Brief =>
Transcribe the material verbatim in full; the pictures do not belong in the copy.

Figure record extracts
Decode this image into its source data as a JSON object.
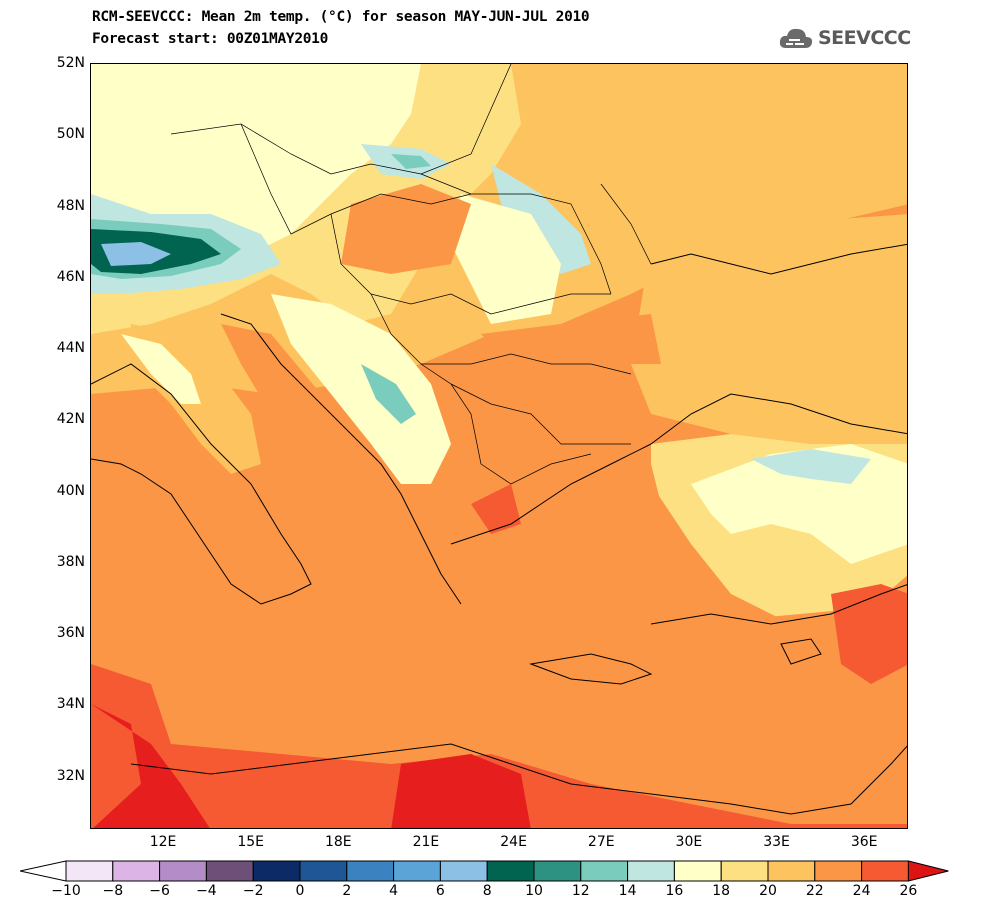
{
  "header": {
    "title_line1": "RCM-SEEVCCC: Mean 2m temp. (°C) for season MAY-JUN-JUL 2010",
    "title_line2": "Forecast start: 00Z01MAY2010",
    "logo_text": "SEEVCCC",
    "logo_icon": "cloud-logo-icon"
  },
  "map": {
    "region": "Southeastern Europe and Eastern Mediterranean",
    "lon_range": [
      9.5,
      37.5
    ],
    "lat_range": [
      30.5,
      52.0
    ],
    "lat_labels": [
      "52N",
      "50N",
      "48N",
      "46N",
      "44N",
      "42N",
      "40N",
      "38N",
      "36N",
      "34N",
      "32N"
    ],
    "lat_values": [
      52,
      50,
      48,
      46,
      44,
      42,
      40,
      38,
      36,
      34,
      32
    ],
    "lon_labels": [
      "12E",
      "15E",
      "18E",
      "21E",
      "24E",
      "27E",
      "30E",
      "33E",
      "36E"
    ],
    "lon_values": [
      12,
      15,
      18,
      21,
      24,
      27,
      30,
      33,
      36
    ]
  },
  "colorbar": {
    "labels": [
      "−10",
      "−8",
      "−6",
      "−4",
      "−2",
      "0",
      "2",
      "4",
      "6",
      "8",
      "10",
      "12",
      "14",
      "16",
      "18",
      "20",
      "22",
      "24",
      "26"
    ],
    "colors": [
      "#f3e6f7",
      "#dcb4e6",
      "#b48cc8",
      "#6e4f78",
      "#0c2a66",
      "#1f5696",
      "#3b82c0",
      "#5aa4d8",
      "#8cc0e4",
      "#006450",
      "#2e9282",
      "#7acdbc",
      "#bfe6e0",
      "#ffffc8",
      "#fde082",
      "#fdc35f",
      "#fa9646",
      "#f55a32",
      "#e61e1e"
    ],
    "low_extend_color": "#ffffff",
    "high_extend_color": "#dc1414"
  }
}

Full answer =>
Decode this image into its source data as a JSON object.
{
  "header": {
    "title_line1": "RCM-SEEVCCC: Mean 2m temp. (°C) for season MAY-JUN-JUL 2010",
    "title_line2": "Forecast start: 00Z01MAY2010",
    "logo_text": "SEEVCCC",
    "logo_icon": "cloud-logo-icon"
  },
  "map": {
    "region": "Southeastern Europe and Eastern Mediterranean",
    "lon_range": [
      9.5,
      37.5
    ],
    "lat_range": [
      30.5,
      52.0
    ],
    "lat_labels": [
      "52N",
      "50N",
      "48N",
      "46N",
      "44N",
      "42N",
      "40N",
      "38N",
      "36N",
      "34N",
      "32N"
    ],
    "lat_values": [
      52,
      50,
      48,
      46,
      44,
      42,
      40,
      38,
      36,
      34,
      32
    ],
    "lon_labels": [
      "12E",
      "15E",
      "18E",
      "21E",
      "24E",
      "27E",
      "30E",
      "33E",
      "36E"
    ],
    "lon_values": [
      12,
      15,
      18,
      21,
      24,
      27,
      30,
      33,
      36
    ]
  },
  "colorbar": {
    "labels": [
      "−10",
      "−8",
      "−6",
      "−4",
      "−2",
      "0",
      "2",
      "4",
      "6",
      "8",
      "10",
      "12",
      "14",
      "16",
      "18",
      "20",
      "22",
      "24",
      "26"
    ],
    "colors": [
      "#f3e6f7",
      "#dcb4e6",
      "#b48cc8",
      "#6e4f78",
      "#0c2a66",
      "#1f5696",
      "#3b82c0",
      "#5aa4d8",
      "#8cc0e4",
      "#006450",
      "#2e9282",
      "#7acdbc",
      "#bfe6e0",
      "#ffffc8",
      "#fde082",
      "#fdc35f",
      "#fa9646",
      "#f55a32",
      "#e61e1e"
    ],
    "low_extend_color": "#ffffff",
    "high_extend_color": "#dc1414"
  }
}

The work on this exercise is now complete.